**Job**
Transcribe every line exactly and omit anything that is a picture.

Figure dataset records:
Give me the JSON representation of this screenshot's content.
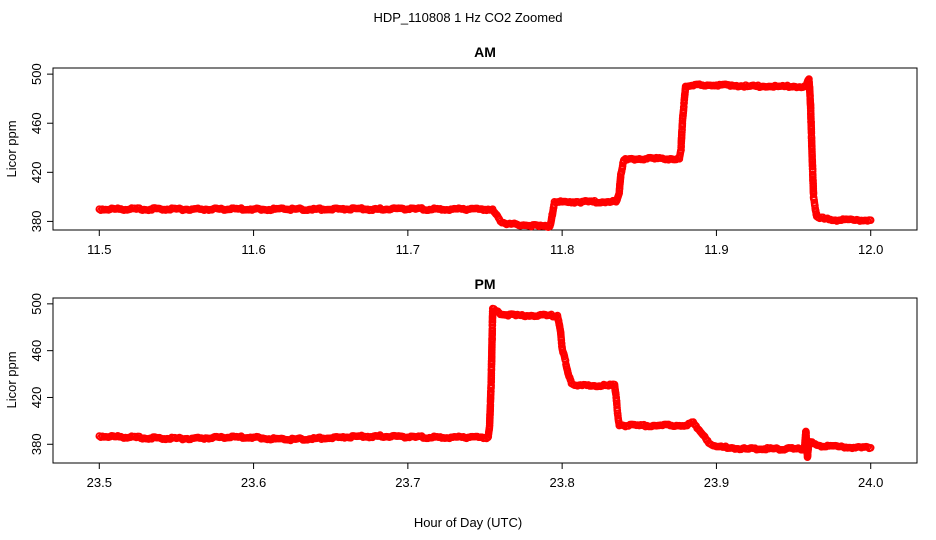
{
  "chart_data": {
    "title": "HDP_110808  1 Hz CO2 Zoomed",
    "xlabel": "Hour of Day (UTC)",
    "marker_color": "#ff0000",
    "panels": [
      {
        "type": "scatter",
        "title": "AM",
        "ylabel": "Licor ppm",
        "xlim": [
          11.47,
          12.03
        ],
        "ylim": [
          373,
          505
        ],
        "xticks": [
          11.5,
          11.6,
          11.7,
          11.8,
          11.9,
          12.0
        ],
        "xtick_labels": [
          "11.5",
          "11.6",
          "11.7",
          "11.8",
          "11.9",
          "12.0"
        ],
        "yticks": [
          380,
          420,
          460,
          500
        ],
        "ytick_labels": [
          "380",
          "420",
          "460",
          "500"
        ],
        "series": [
          {
            "x": [
              11.5,
              11.52,
              11.54,
              11.56,
              11.58,
              11.6,
              11.62,
              11.64,
              11.66,
              11.68,
              11.7,
              11.72,
              11.74,
              11.755,
              11.757,
              11.76,
              11.765,
              11.775,
              11.785,
              11.792,
              11.793,
              11.795,
              11.8,
              11.81,
              11.82,
              11.83,
              11.835,
              11.837,
              11.838,
              11.84,
              11.85,
              11.86,
              11.87,
              11.876,
              11.877,
              11.878,
              11.88,
              11.89,
              11.9,
              11.91,
              11.92,
              11.93,
              11.94,
              11.95,
              11.958,
              11.96,
              11.961,
              11.962,
              11.963,
              11.965,
              11.97,
              11.98,
              11.99,
              12.0
            ],
            "y": [
              390,
              390,
              390,
              390,
              390,
              390,
              390,
              390,
              390,
              390,
              390,
              390,
              390,
              390,
              386,
              380,
              378,
              377,
              376,
              376,
              381,
              396,
              396,
              396,
              396,
              396,
              396,
              403,
              418,
              430,
              431,
              431,
              431,
              431,
              438,
              462,
              490,
              491,
              491,
              491,
              490,
              490,
              490,
              490,
              490,
              496,
              475,
              434,
              399,
              384,
              382,
              381,
              381,
              381
            ]
          }
        ]
      },
      {
        "type": "scatter",
        "title": "PM",
        "ylabel": "Licor ppm",
        "xlim": [
          23.47,
          24.03
        ],
        "ylim": [
          364,
          505
        ],
        "xticks": [
          23.5,
          23.6,
          23.7,
          23.8,
          23.9,
          24.0
        ],
        "xtick_labels": [
          "23.5",
          "23.6",
          "23.7",
          "23.8",
          "23.9",
          "24.0"
        ],
        "yticks": [
          380,
          420,
          460,
          500
        ],
        "ytick_labels": [
          "380",
          "420",
          "460",
          "500"
        ],
        "series": [
          {
            "x": [
              23.5,
              23.52,
              23.54,
              23.56,
              23.58,
              23.6,
              23.62,
              23.64,
              23.66,
              23.68,
              23.7,
              23.72,
              23.74,
              23.752,
              23.753,
              23.754,
              23.755,
              23.76,
              23.77,
              23.78,
              23.79,
              23.797,
              23.799,
              23.8,
              23.802,
              23.804,
              23.806,
              23.81,
              23.82,
              23.83,
              23.834,
              23.835,
              23.836,
              23.837,
              23.84,
              23.85,
              23.86,
              23.87,
              23.88,
              23.885,
              23.89,
              23.895,
              23.9,
              23.91,
              23.92,
              23.94,
              23.95,
              23.957,
              23.958,
              23.959,
              23.96,
              23.97,
              23.98,
              23.99,
              24.0
            ],
            "y": [
              387,
              386,
              385,
              385,
              386,
              386,
              384,
              385,
              386,
              387,
              386,
              386,
              386,
              386,
              396,
              433,
              496,
              491,
              490,
              490,
              490,
              490,
              476,
              462,
              452,
              440,
              432,
              430,
              430,
              430,
              431,
              420,
              406,
              396,
              396,
              396,
              396,
              396,
              396,
              399,
              390,
              381,
              378,
              377,
              376,
              376,
              376,
              376,
              391,
              369,
              382,
              378,
              378,
              377,
              377
            ]
          }
        ]
      }
    ]
  }
}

**Exercise answer**
Give me the JSON representation of this screenshot's content.
{
  "chart_data": {
    "title": "HDP_110808  1 Hz CO2 Zoomed",
    "xlabel": "Hour of Day (UTC)",
    "marker_color": "#ff0000",
    "panels": [
      {
        "type": "scatter",
        "title": "AM",
        "ylabel": "Licor ppm",
        "xlim": [
          11.47,
          12.03
        ],
        "ylim": [
          373,
          505
        ],
        "xticks": [
          11.5,
          11.6,
          11.7,
          11.8,
          11.9,
          12.0
        ],
        "xtick_labels": [
          "11.5",
          "11.6",
          "11.7",
          "11.8",
          "11.9",
          "12.0"
        ],
        "yticks": [
          380,
          420,
          460,
          500
        ],
        "ytick_labels": [
          "380",
          "420",
          "460",
          "500"
        ],
        "series": [
          {
            "x": [
              11.5,
              11.52,
              11.54,
              11.56,
              11.58,
              11.6,
              11.62,
              11.64,
              11.66,
              11.68,
              11.7,
              11.72,
              11.74,
              11.755,
              11.757,
              11.76,
              11.765,
              11.775,
              11.785,
              11.792,
              11.793,
              11.795,
              11.8,
              11.81,
              11.82,
              11.83,
              11.835,
              11.837,
              11.838,
              11.84,
              11.85,
              11.86,
              11.87,
              11.876,
              11.877,
              11.878,
              11.88,
              11.89,
              11.9,
              11.91,
              11.92,
              11.93,
              11.94,
              11.95,
              11.958,
              11.96,
              11.961,
              11.962,
              11.963,
              11.965,
              11.97,
              11.98,
              11.99,
              12.0
            ],
            "y": [
              390,
              390,
              390,
              390,
              390,
              390,
              390,
              390,
              390,
              390,
              390,
              390,
              390,
              390,
              386,
              380,
              378,
              377,
              376,
              376,
              381,
              396,
              396,
              396,
              396,
              396,
              396,
              403,
              418,
              430,
              431,
              431,
              431,
              431,
              438,
              462,
              490,
              491,
              491,
              491,
              490,
              490,
              490,
              490,
              490,
              496,
              475,
              434,
              399,
              384,
              382,
              381,
              381,
              381
            ]
          }
        ]
      },
      {
        "type": "scatter",
        "title": "PM",
        "ylabel": "Licor ppm",
        "xlim": [
          23.47,
          24.03
        ],
        "ylim": [
          364,
          505
        ],
        "xticks": [
          23.5,
          23.6,
          23.7,
          23.8,
          23.9,
          24.0
        ],
        "xtick_labels": [
          "23.5",
          "23.6",
          "23.7",
          "23.8",
          "23.9",
          "24.0"
        ],
        "yticks": [
          380,
          420,
          460,
          500
        ],
        "ytick_labels": [
          "380",
          "420",
          "460",
          "500"
        ],
        "series": [
          {
            "x": [
              23.5,
              23.52,
              23.54,
              23.56,
              23.58,
              23.6,
              23.62,
              23.64,
              23.66,
              23.68,
              23.7,
              23.72,
              23.74,
              23.752,
              23.753,
              23.754,
              23.755,
              23.76,
              23.77,
              23.78,
              23.79,
              23.797,
              23.799,
              23.8,
              23.802,
              23.804,
              23.806,
              23.81,
              23.82,
              23.83,
              23.834,
              23.835,
              23.836,
              23.837,
              23.84,
              23.85,
              23.86,
              23.87,
              23.88,
              23.885,
              23.89,
              23.895,
              23.9,
              23.91,
              23.92,
              23.94,
              23.95,
              23.957,
              23.958,
              23.959,
              23.96,
              23.97,
              23.98,
              23.99,
              24.0
            ],
            "y": [
              387,
              386,
              385,
              385,
              386,
              386,
              384,
              385,
              386,
              387,
              386,
              386,
              386,
              386,
              396,
              433,
              496,
              491,
              490,
              490,
              490,
              490,
              476,
              462,
              452,
              440,
              432,
              430,
              430,
              430,
              431,
              420,
              406,
              396,
              396,
              396,
              396,
              396,
              396,
              399,
              390,
              381,
              378,
              377,
              376,
              376,
              376,
              376,
              391,
              369,
              382,
              378,
              378,
              377,
              377
            ]
          }
        ]
      }
    ]
  }
}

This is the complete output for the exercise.